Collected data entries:
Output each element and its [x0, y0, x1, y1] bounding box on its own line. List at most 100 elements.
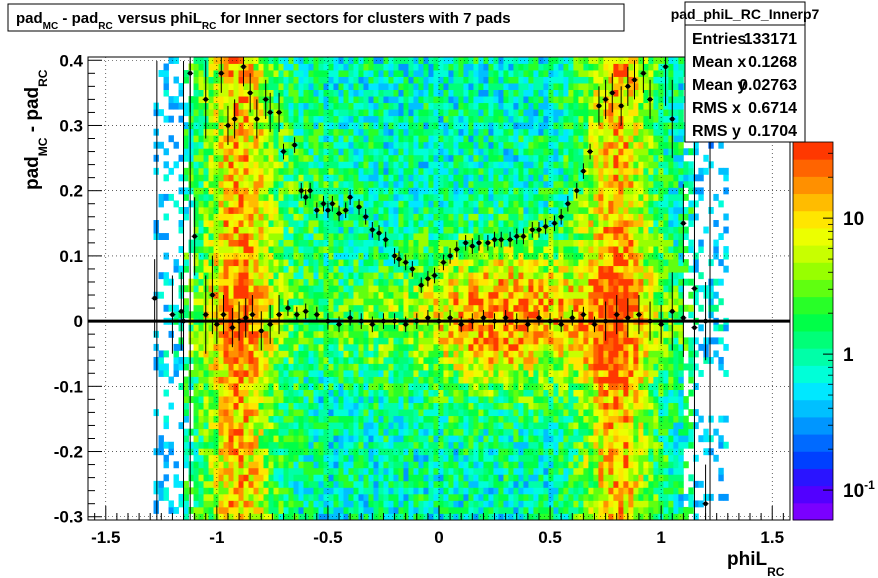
heatmap-cell [503, 356, 509, 364]
heatmap-cell [368, 115, 374, 123]
heatmap-cell [283, 135, 289, 143]
heatmap-cell [508, 467, 514, 475]
heatmap-cell [328, 265, 334, 273]
heatmap-cell [178, 265, 184, 273]
heatmap-cell [338, 96, 344, 104]
heatmap-cell [318, 233, 324, 240]
heatmap-cell [213, 272, 219, 280]
heatmap-cell [428, 402, 434, 410]
heatmap-cell [523, 324, 529, 332]
heatmap-cell [263, 200, 269, 208]
heatmap-cell [428, 226, 434, 234]
heatmap-cell [513, 467, 519, 475]
heatmap-cell [438, 161, 444, 169]
heatmap-cell [228, 200, 234, 208]
heatmap-cell [318, 350, 324, 358]
heatmap-cell [368, 311, 374, 319]
heatmap-cell [213, 259, 219, 267]
heatmap-cell [523, 259, 529, 267]
heatmap-cell [273, 343, 279, 351]
heatmap-cell [233, 128, 239, 136]
heatmap-cell [393, 206, 399, 214]
heatmap-cell [218, 226, 224, 234]
heatmap-cell [278, 356, 284, 364]
heatmap-cell [438, 148, 444, 156]
heatmap-cell [283, 226, 289, 234]
heatmap-cell [378, 70, 384, 77]
heatmap-cell [428, 343, 434, 351]
heatmap-cell [258, 461, 264, 469]
heatmap-cell [408, 96, 414, 104]
heatmap-cell [388, 513, 394, 521]
heatmap-cell [273, 102, 279, 110]
heatmap-cell [328, 487, 334, 495]
heatmap-cell [158, 493, 164, 501]
heatmap-cell [423, 174, 429, 182]
heatmap-cell [318, 441, 324, 449]
heatmap-cell [273, 76, 279, 84]
heatmap-cell [253, 389, 259, 397]
heatmap-cell [308, 330, 314, 338]
heatmap-cell [478, 265, 484, 273]
heatmap-cell [368, 285, 374, 293]
heatmap-cell [488, 291, 494, 299]
heatmap-cell [488, 441, 494, 449]
heatmap-cell [328, 467, 334, 475]
heatmap-cell [418, 298, 424, 306]
heatmap-cell [393, 298, 399, 306]
heatmap-cell [333, 141, 339, 149]
heatmap-cell [223, 474, 229, 482]
heatmap-cell [428, 500, 434, 508]
heatmap-cell [448, 298, 454, 306]
heatmap-cell [193, 285, 199, 293]
heatmap-cell [213, 128, 219, 136]
heatmap-cell [418, 102, 424, 110]
heatmap-cell [218, 389, 224, 397]
heatmap-cell [163, 422, 169, 430]
heatmap-cell [348, 154, 354, 162]
heatmap-cell [323, 148, 329, 156]
heatmap-cell [443, 122, 449, 130]
heatmap-cell [323, 135, 329, 143]
heatmap-cell [193, 265, 199, 273]
heatmap-cell [328, 226, 334, 234]
heatmap-cell [173, 370, 179, 377]
heatmap-cell [233, 506, 239, 514]
heatmap-cell [298, 161, 304, 169]
heatmap-cell [433, 285, 439, 293]
heatmap-cell [448, 96, 454, 104]
heatmap-cell [243, 441, 249, 449]
heatmap-cell [428, 63, 434, 71]
heatmap-cell [218, 161, 224, 169]
heatmap-cell [503, 435, 509, 443]
heatmap-cell [518, 324, 524, 332]
heatmap-cell [333, 428, 339, 436]
heatmap-cell [313, 415, 319, 423]
heatmap-cell [453, 180, 459, 188]
heatmap-cell [483, 154, 489, 162]
heatmap-cell [408, 324, 414, 332]
heatmap-cell [468, 83, 474, 90]
heatmap-cell [413, 370, 419, 377]
heatmap-cell [418, 246, 424, 254]
heatmap-cell [213, 265, 219, 273]
heatmap-cell [418, 330, 424, 338]
heatmap-cell [183, 285, 189, 293]
heatmap-cell [418, 467, 424, 475]
heatmap-cell [323, 220, 329, 227]
heatmap-cell [318, 480, 324, 488]
heatmap-cell [303, 370, 309, 377]
heatmap-cell [378, 454, 384, 462]
heatmap-cell [368, 422, 374, 430]
heatmap-cell [208, 252, 214, 260]
heatmap-cell [258, 474, 264, 482]
heatmap-cell [483, 187, 489, 195]
heatmap-cell [398, 448, 404, 456]
heatmap-cell [368, 448, 374, 456]
heatmap-cell [158, 480, 164, 488]
heatmap-cell [183, 148, 189, 156]
heatmap-cell [518, 389, 524, 397]
heatmap-cell [388, 135, 394, 143]
heatmap-cell [388, 57, 394, 64]
heatmap-cell [283, 285, 289, 293]
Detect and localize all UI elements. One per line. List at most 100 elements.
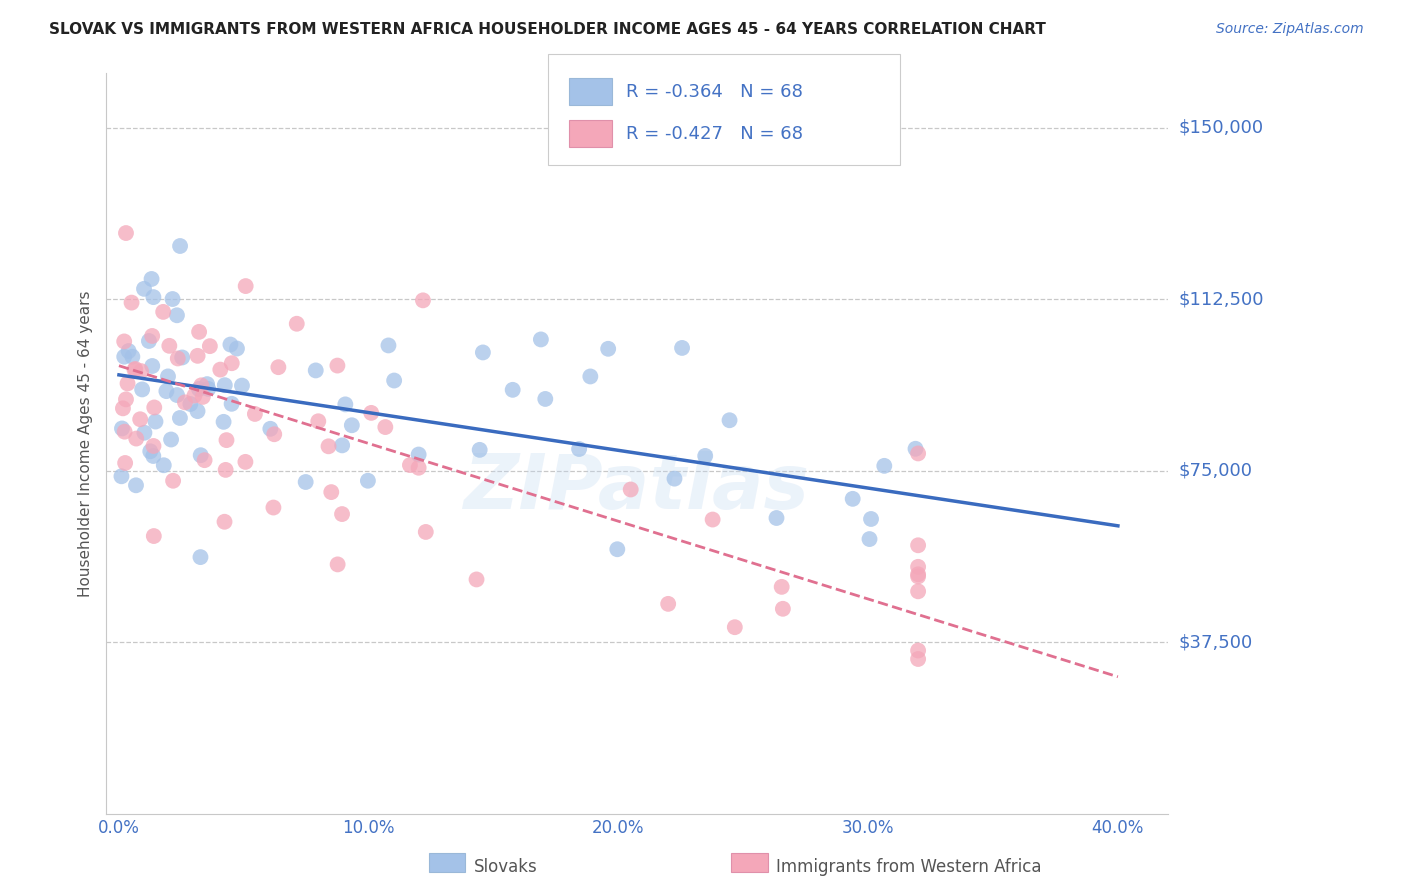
Point [907, 643, 929, 657]
Point [231, 378, 253, 392]
Text: ZIPatlas: ZIPatlas [464, 451, 810, 525]
Point [124, 362, 146, 376]
Point [162, 292, 184, 306]
Point [190, 448, 212, 462]
Point [408, 448, 430, 462]
Text: $37,500: $37,500 [1180, 633, 1253, 651]
Point [468, 442, 491, 457]
Point [907, 569, 929, 583]
Point [318, 439, 340, 453]
Point [111, 401, 134, 416]
Point [166, 351, 188, 366]
Point [620, 483, 643, 497]
Point [155, 384, 177, 398]
Point [330, 507, 353, 521]
Point [243, 407, 266, 421]
Point [143, 401, 166, 415]
Point [193, 453, 215, 467]
Point [212, 415, 235, 429]
Point [221, 397, 243, 411]
Point [160, 433, 183, 447]
Point [117, 344, 139, 359]
Point [326, 558, 349, 572]
Point [191, 390, 214, 404]
Text: SLOVAK VS IMMIGRANTS FROM WESTERN AFRICA HOUSEHOLDER INCOME AGES 45 - 64 YEARS C: SLOVAK VS IMMIGRANTS FROM WESTERN AFRICA… [49, 22, 1046, 37]
Point [657, 597, 679, 611]
Point [841, 491, 863, 506]
Point [188, 325, 211, 339]
Point [702, 512, 724, 526]
Point [907, 567, 929, 582]
Text: $112,500: $112,500 [1180, 291, 1264, 309]
Text: $75,000: $75,000 [1180, 462, 1253, 480]
Point [357, 474, 380, 488]
Point [226, 342, 249, 356]
Point [198, 339, 221, 353]
Point [399, 458, 422, 472]
Text: Immigrants from Western Africa: Immigrants from Western Africa [776, 858, 1042, 876]
Point [907, 446, 929, 460]
Point [360, 406, 382, 420]
Point [132, 282, 155, 296]
Point [131, 383, 153, 397]
Point [294, 475, 316, 489]
Point [121, 350, 143, 364]
Text: $150,000: $150,000 [1180, 119, 1264, 136]
Point [326, 359, 349, 373]
Point [169, 239, 191, 253]
Point [183, 388, 205, 402]
Point [664, 472, 686, 486]
Point [606, 542, 628, 557]
Point [142, 449, 165, 463]
Point [142, 439, 165, 453]
Point [125, 432, 148, 446]
Point [377, 338, 399, 352]
Point [321, 485, 343, 500]
Point [112, 350, 135, 364]
Point [214, 515, 236, 529]
Point [724, 620, 747, 634]
Point [142, 529, 165, 543]
Point [179, 397, 201, 411]
Point [307, 414, 329, 428]
Point [907, 538, 929, 552]
Point [718, 413, 741, 427]
Point [138, 334, 160, 348]
Y-axis label: Householder Income Ages 45 - 64 years: Householder Income Ages 45 - 64 years [79, 290, 93, 597]
Text: R = -0.427   N = 68: R = -0.427 N = 68 [626, 125, 803, 143]
Point [412, 293, 434, 308]
Point [141, 359, 163, 373]
Point [471, 345, 494, 359]
Point [860, 512, 883, 526]
Point [305, 363, 328, 377]
Point [267, 360, 290, 375]
Point [152, 458, 174, 473]
Point [263, 427, 285, 442]
Point [285, 317, 308, 331]
Point [502, 383, 524, 397]
Point [115, 392, 138, 407]
Point [765, 511, 787, 525]
Point [121, 295, 143, 310]
Point [197, 382, 219, 396]
Text: R = -0.364   N = 68: R = -0.364 N = 68 [626, 83, 803, 101]
Point [157, 339, 180, 353]
Point [152, 305, 174, 319]
Point [907, 559, 929, 574]
Point [770, 580, 793, 594]
Point [330, 438, 353, 452]
Point [534, 392, 557, 406]
Point [262, 500, 284, 515]
Point [111, 421, 134, 435]
Point [145, 415, 167, 429]
Point [221, 356, 243, 370]
Point [156, 369, 179, 384]
Point [219, 337, 242, 351]
Point [858, 532, 880, 546]
Point [209, 362, 232, 376]
Point [382, 374, 405, 388]
Point [415, 524, 437, 539]
Point [408, 460, 430, 475]
Point [579, 369, 602, 384]
Point [340, 418, 363, 433]
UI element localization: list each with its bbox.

Problem:
Repeat the lines of the data above from the line containing "Point [907, 643, 929, 657]" through the line containing "Point [330, 507, 353, 521]", both included, without changing anything.

Solution to this problem:
Point [907, 643, 929, 657]
Point [231, 378, 253, 392]
Text: ZIPatlas: ZIPatlas [464, 451, 810, 525]
Point [124, 362, 146, 376]
Point [162, 292, 184, 306]
Point [190, 448, 212, 462]
Point [408, 448, 430, 462]
Text: $37,500: $37,500 [1180, 633, 1253, 651]
Point [468, 442, 491, 457]
Point [907, 569, 929, 583]
Point [318, 439, 340, 453]
Point [111, 401, 134, 416]
Point [166, 351, 188, 366]
Point [620, 483, 643, 497]
Point [155, 384, 177, 398]
Point [330, 507, 353, 521]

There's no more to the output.